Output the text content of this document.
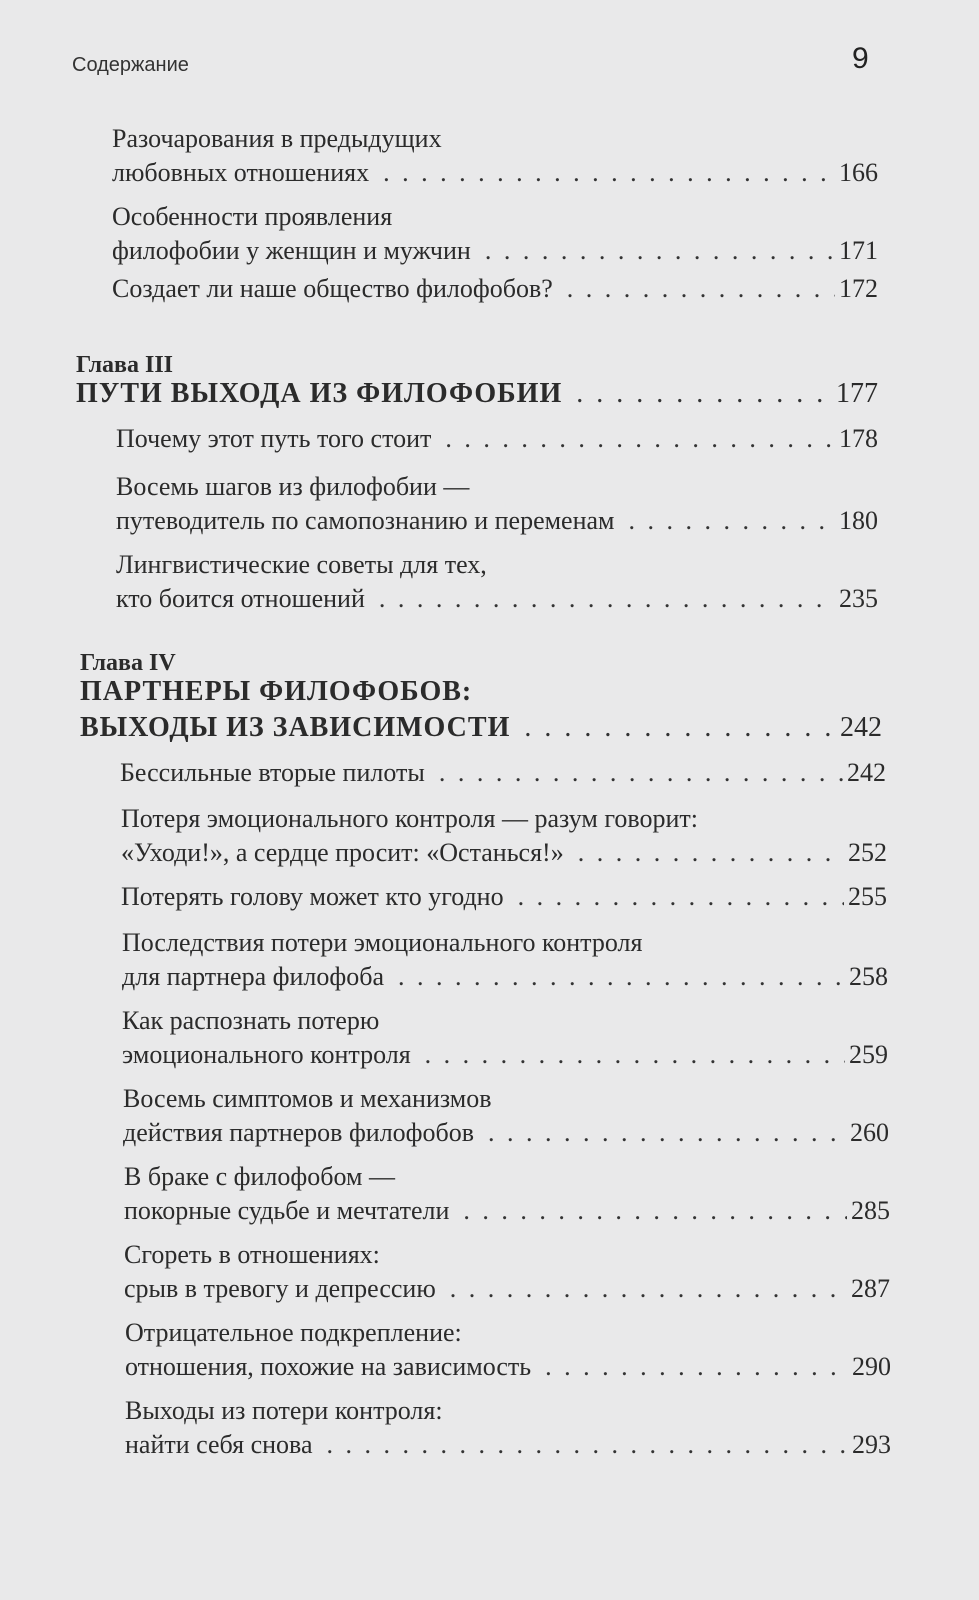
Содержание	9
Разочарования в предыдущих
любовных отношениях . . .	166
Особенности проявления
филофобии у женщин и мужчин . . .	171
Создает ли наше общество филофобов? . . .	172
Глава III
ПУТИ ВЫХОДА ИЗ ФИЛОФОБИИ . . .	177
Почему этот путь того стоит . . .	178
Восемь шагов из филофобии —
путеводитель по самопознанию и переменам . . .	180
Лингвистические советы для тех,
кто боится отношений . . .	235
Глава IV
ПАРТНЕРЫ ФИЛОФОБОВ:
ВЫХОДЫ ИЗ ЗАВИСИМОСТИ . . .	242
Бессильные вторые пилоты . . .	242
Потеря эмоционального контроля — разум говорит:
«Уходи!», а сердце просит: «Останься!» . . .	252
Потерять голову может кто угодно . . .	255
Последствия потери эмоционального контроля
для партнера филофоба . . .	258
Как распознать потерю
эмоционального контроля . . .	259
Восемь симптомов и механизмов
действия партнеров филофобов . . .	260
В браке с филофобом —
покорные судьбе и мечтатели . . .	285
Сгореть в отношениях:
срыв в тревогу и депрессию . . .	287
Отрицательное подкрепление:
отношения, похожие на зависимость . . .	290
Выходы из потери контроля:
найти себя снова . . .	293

# # # #

[GIVEN REQUEST] Work out how many lines of the data above hold the word "потери", and write only the count.

[RESULT OF THE TASK] 2